• **Short task**: Pick out all lines with the word "properties" from the records that follow.

Dataset items:
* * *
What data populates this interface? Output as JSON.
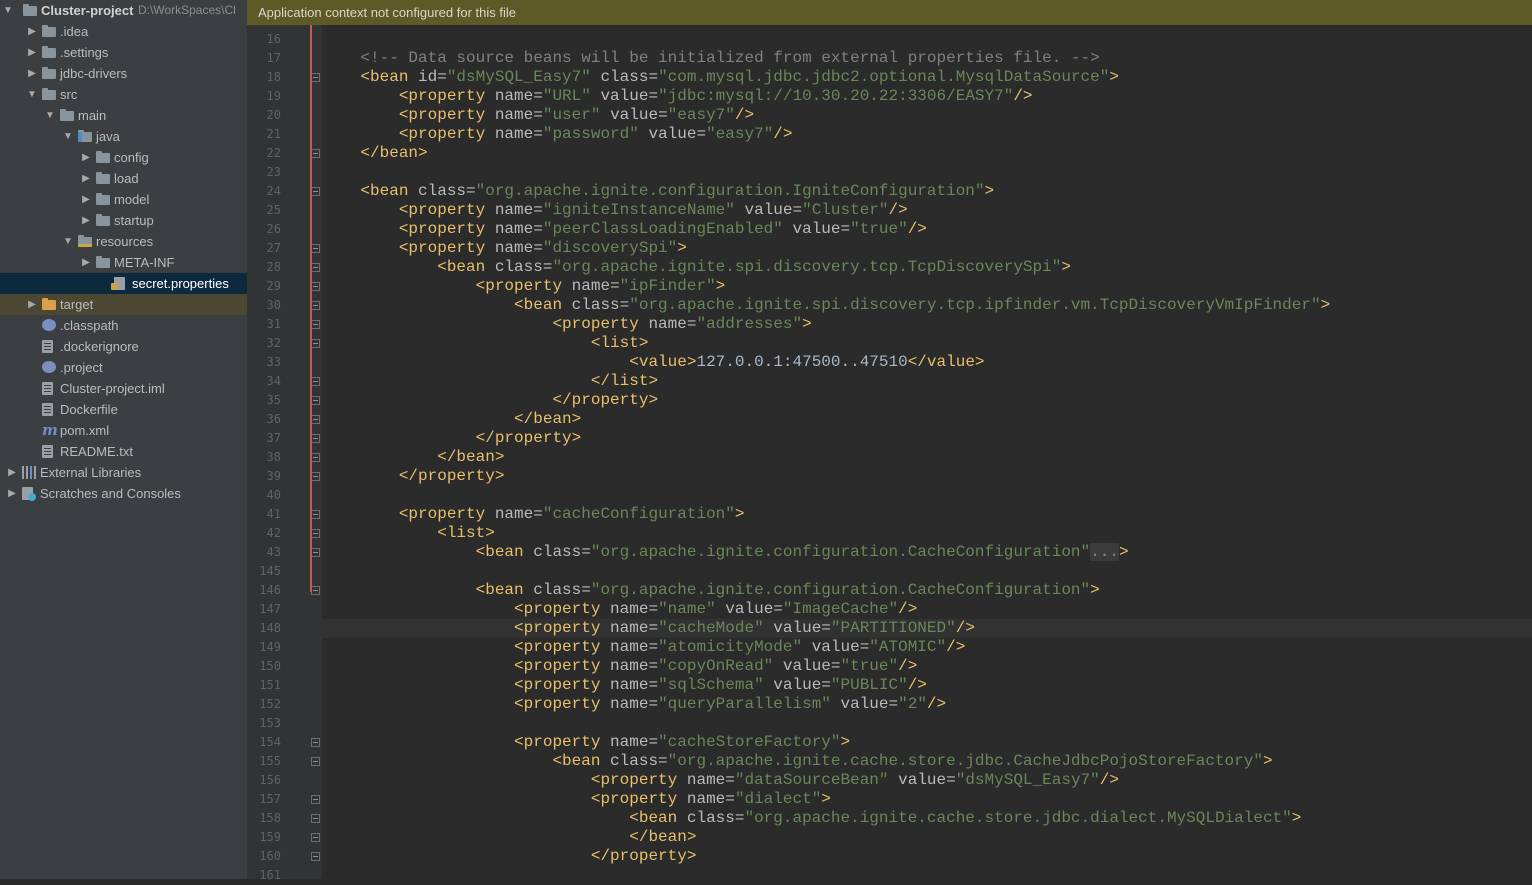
{
  "project_tree": {
    "root": {
      "name": "Cluster-project",
      "path": "D:\\WorkSpaces\\Cl"
    },
    "items": [
      {
        "label": ".idea",
        "icon": "folder-icon"
      },
      {
        "label": ".settings",
        "icon": "folder-icon"
      },
      {
        "label": "jdbc-drivers",
        "icon": "folder-icon"
      },
      {
        "label": "src",
        "icon": "folder-icon"
      },
      {
        "label": "main",
        "icon": "folder-icon"
      },
      {
        "label": "java",
        "icon": "source-folder-icon"
      },
      {
        "label": "config",
        "icon": "package-icon"
      },
      {
        "label": "load",
        "icon": "package-icon"
      },
      {
        "label": "model",
        "icon": "package-icon"
      },
      {
        "label": "startup",
        "icon": "package-icon"
      },
      {
        "label": "resources",
        "icon": "resources-folder-icon"
      },
      {
        "label": "META-INF",
        "icon": "package-icon"
      },
      {
        "label": "secret.properties",
        "icon": "properties-file-icon"
      },
      {
        "label": "target",
        "icon": "excluded-folder-icon"
      },
      {
        "label": ".classpath",
        "icon": "classpath-file-icon"
      },
      {
        "label": ".dockerignore",
        "icon": "text-file-icon"
      },
      {
        "label": ".project",
        "icon": "project-file-icon"
      },
      {
        "label": "Cluster-project.iml",
        "icon": "iml-file-icon"
      },
      {
        "label": "Dockerfile",
        "icon": "text-file-icon"
      },
      {
        "label": "pom.xml",
        "icon": "maven-icon"
      },
      {
        "label": "README.txt",
        "icon": "text-file-icon"
      },
      {
        "label": "External Libraries",
        "icon": "libraries-icon"
      },
      {
        "label": "Scratches and Consoles",
        "icon": "scratches-icon"
      }
    ]
  },
  "editor": {
    "banner": "Application context not configured for this file",
    "fold_placeholder": "...",
    "lines": [
      {
        "n": "16",
        "parts": []
      },
      {
        "n": "17",
        "parts": [
          [
            "com",
            "    <!-- Data source beans will be initialized from external properties file. -->"
          ]
        ]
      },
      {
        "n": "18",
        "parts": [
          [
            "tag",
            "    <bean "
          ],
          [
            "attr",
            "id="
          ],
          [
            "val",
            "\"dsMySQL_Easy7\" "
          ],
          [
            "attr",
            "class="
          ],
          [
            "val",
            "\"com.mysql.jdbc.jdbc2.optional.MysqlDataSource\""
          ],
          [
            "tag",
            ">"
          ]
        ]
      },
      {
        "n": "19",
        "parts": [
          [
            "tag",
            "        <property "
          ],
          [
            "attr",
            "name="
          ],
          [
            "val",
            "\"URL\" "
          ],
          [
            "attr",
            "value="
          ],
          [
            "val",
            "\"jdbc:mysql://10.30.20.22:3306/EASY7\""
          ],
          [
            "tag",
            "/>"
          ]
        ]
      },
      {
        "n": "20",
        "parts": [
          [
            "tag",
            "        <property "
          ],
          [
            "attr",
            "name="
          ],
          [
            "val",
            "\"user\" "
          ],
          [
            "attr",
            "value="
          ],
          [
            "val",
            "\"easy7\""
          ],
          [
            "tag",
            "/>"
          ]
        ]
      },
      {
        "n": "21",
        "parts": [
          [
            "tag",
            "        <property "
          ],
          [
            "attr",
            "name="
          ],
          [
            "val",
            "\"password\" "
          ],
          [
            "attr",
            "value="
          ],
          [
            "val",
            "\"easy7\""
          ],
          [
            "tag",
            "/>"
          ]
        ]
      },
      {
        "n": "22",
        "parts": [
          [
            "tag",
            "    </bean>"
          ]
        ]
      },
      {
        "n": "23",
        "parts": []
      },
      {
        "n": "24",
        "parts": [
          [
            "tag",
            "    <bean "
          ],
          [
            "attr",
            "class="
          ],
          [
            "val",
            "\"org.apache.ignite.configuration.IgniteConfiguration\""
          ],
          [
            "tag",
            ">"
          ]
        ]
      },
      {
        "n": "25",
        "parts": [
          [
            "tag",
            "        <property "
          ],
          [
            "attr",
            "name="
          ],
          [
            "val",
            "\"igniteInstanceName\" "
          ],
          [
            "attr",
            "value="
          ],
          [
            "val",
            "\"Cluster\""
          ],
          [
            "tag",
            "/>"
          ]
        ]
      },
      {
        "n": "26",
        "parts": [
          [
            "tag",
            "        <property "
          ],
          [
            "attr",
            "name="
          ],
          [
            "val",
            "\"peerClassLoadingEnabled\" "
          ],
          [
            "attr",
            "value="
          ],
          [
            "val",
            "\"true\""
          ],
          [
            "tag",
            "/>"
          ]
        ]
      },
      {
        "n": "27",
        "parts": [
          [
            "tag",
            "        <property "
          ],
          [
            "attr",
            "name="
          ],
          [
            "val",
            "\"discoverySpi\""
          ],
          [
            "tag",
            ">"
          ]
        ]
      },
      {
        "n": "28",
        "parts": [
          [
            "tag",
            "            <bean "
          ],
          [
            "attr",
            "class="
          ],
          [
            "val",
            "\"org.apache.ignite.spi.discovery.tcp.TcpDiscoverySpi\""
          ],
          [
            "tag",
            ">"
          ]
        ]
      },
      {
        "n": "29",
        "parts": [
          [
            "tag",
            "                <property "
          ],
          [
            "attr",
            "name="
          ],
          [
            "val",
            "\"ipFinder\""
          ],
          [
            "tag",
            ">"
          ]
        ]
      },
      {
        "n": "30",
        "parts": [
          [
            "tag",
            "                    <bean "
          ],
          [
            "attr",
            "class="
          ],
          [
            "val",
            "\"org.apache.ignite.spi.discovery.tcp.ipfinder.vm.TcpDiscoveryVmIpFinder\""
          ],
          [
            "tag",
            ">"
          ]
        ]
      },
      {
        "n": "31",
        "parts": [
          [
            "tag",
            "                        <property "
          ],
          [
            "attr",
            "name="
          ],
          [
            "val",
            "\"addresses\""
          ],
          [
            "tag",
            ">"
          ]
        ]
      },
      {
        "n": "32",
        "parts": [
          [
            "tag",
            "                            <list>"
          ]
        ]
      },
      {
        "n": "33",
        "parts": [
          [
            "tag",
            "                                <value>"
          ],
          [
            "text",
            "127.0.0.1:47500..47510"
          ],
          [
            "tag",
            "</value>"
          ]
        ]
      },
      {
        "n": "34",
        "parts": [
          [
            "tag",
            "                            </list>"
          ]
        ]
      },
      {
        "n": "35",
        "parts": [
          [
            "tag",
            "                        </property>"
          ]
        ]
      },
      {
        "n": "36",
        "parts": [
          [
            "tag",
            "                    </bean>"
          ]
        ]
      },
      {
        "n": "37",
        "parts": [
          [
            "tag",
            "                </property>"
          ]
        ]
      },
      {
        "n": "38",
        "parts": [
          [
            "tag",
            "            </bean>"
          ]
        ]
      },
      {
        "n": "39",
        "parts": [
          [
            "tag",
            "        </property>"
          ]
        ]
      },
      {
        "n": "40",
        "parts": []
      },
      {
        "n": "41",
        "parts": [
          [
            "tag",
            "        <property "
          ],
          [
            "attr",
            "name="
          ],
          [
            "val",
            "\"cacheConfiguration\""
          ],
          [
            "tag",
            ">"
          ]
        ]
      },
      {
        "n": "42",
        "parts": [
          [
            "tag",
            "            <list>"
          ]
        ]
      },
      {
        "n": "43",
        "parts": [
          [
            "tag",
            "                <bean "
          ],
          [
            "attr",
            "class="
          ],
          [
            "val",
            "\"org.apache.ignite.configuration.CacheConfiguration\""
          ],
          [
            "fold",
            "..."
          ],
          [
            "tag",
            ">"
          ]
        ]
      },
      {
        "n": "145",
        "parts": []
      },
      {
        "n": "146",
        "parts": [
          [
            "tag",
            "                <bean "
          ],
          [
            "attr",
            "class="
          ],
          [
            "val",
            "\"org.apache.ignite.configuration.CacheConfiguration\""
          ],
          [
            "tag",
            ">"
          ]
        ]
      },
      {
        "n": "147",
        "parts": [
          [
            "tag",
            "                    <property "
          ],
          [
            "attr",
            "name="
          ],
          [
            "val",
            "\"name\" "
          ],
          [
            "attr",
            "value="
          ],
          [
            "val",
            "\"ImageCache\""
          ],
          [
            "tag",
            "/>"
          ]
        ]
      },
      {
        "n": "148",
        "parts": [
          [
            "tag",
            "                    <property "
          ],
          [
            "attr",
            "name="
          ],
          [
            "val",
            "\"cacheMode\" "
          ],
          [
            "attr",
            "value="
          ],
          [
            "val",
            "\"PARTITIONED\""
          ],
          [
            "tag",
            "/>"
          ]
        ]
      },
      {
        "n": "149",
        "parts": [
          [
            "tag",
            "                    <property "
          ],
          [
            "attr",
            "name="
          ],
          [
            "val",
            "\"atomicityMode\" "
          ],
          [
            "attr",
            "value="
          ],
          [
            "val",
            "\"ATOMIC\""
          ],
          [
            "tag",
            "/>"
          ]
        ]
      },
      {
        "n": "150",
        "parts": [
          [
            "tag",
            "                    <property "
          ],
          [
            "attr",
            "name="
          ],
          [
            "val",
            "\"copyOnRead\" "
          ],
          [
            "attr",
            "value="
          ],
          [
            "val",
            "\"true\""
          ],
          [
            "tag",
            "/>"
          ]
        ]
      },
      {
        "n": "151",
        "parts": [
          [
            "tag",
            "                    <property "
          ],
          [
            "attr",
            "name="
          ],
          [
            "val",
            "\"sqlSchema\" "
          ],
          [
            "attr",
            "value="
          ],
          [
            "val",
            "\"PUBLIC\""
          ],
          [
            "tag",
            "/>"
          ]
        ]
      },
      {
        "n": "152",
        "parts": [
          [
            "tag",
            "                    <property "
          ],
          [
            "attr",
            "name="
          ],
          [
            "val",
            "\"queryParallelism\" "
          ],
          [
            "attr",
            "value="
          ],
          [
            "val",
            "\"2\""
          ],
          [
            "tag",
            "/>"
          ]
        ]
      },
      {
        "n": "153",
        "parts": []
      },
      {
        "n": "154",
        "parts": [
          [
            "tag",
            "                    <property "
          ],
          [
            "attr",
            "name="
          ],
          [
            "val",
            "\"cacheStoreFactory\""
          ],
          [
            "tag",
            ">"
          ]
        ]
      },
      {
        "n": "155",
        "parts": [
          [
            "tag",
            "                        <bean "
          ],
          [
            "attr",
            "class="
          ],
          [
            "val",
            "\"org.apache.ignite.cache.store.jdbc.CacheJdbcPojoStoreFactory\""
          ],
          [
            "tag",
            ">"
          ]
        ]
      },
      {
        "n": "156",
        "parts": [
          [
            "tag",
            "                            <property "
          ],
          [
            "attr",
            "name="
          ],
          [
            "val",
            "\"dataSourceBean\" "
          ],
          [
            "attr",
            "value="
          ],
          [
            "val",
            "\"dsMySQL_Easy7\""
          ],
          [
            "tag",
            "/>"
          ]
        ]
      },
      {
        "n": "157",
        "parts": [
          [
            "tag",
            "                            <property "
          ],
          [
            "attr",
            "name="
          ],
          [
            "val",
            "\"dialect\""
          ],
          [
            "tag",
            ">"
          ]
        ]
      },
      {
        "n": "158",
        "parts": [
          [
            "tag",
            "                                <bean "
          ],
          [
            "attr",
            "class="
          ],
          [
            "val",
            "\"org.apache.ignite.cache.store.jdbc.dialect.MySQLDialect\""
          ],
          [
            "tag",
            ">"
          ]
        ]
      },
      {
        "n": "159",
        "parts": [
          [
            "tag",
            "                                </bean>"
          ]
        ]
      },
      {
        "n": "160",
        "parts": [
          [
            "tag",
            "                            </property>"
          ]
        ]
      },
      {
        "n": "161",
        "parts": []
      }
    ]
  }
}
* * *
• **Response below**:
        "label": "secret.properties",
        "icon": "properties-file-icon"
            "    <!-- Data source beans will be initialized from external properties file. -->"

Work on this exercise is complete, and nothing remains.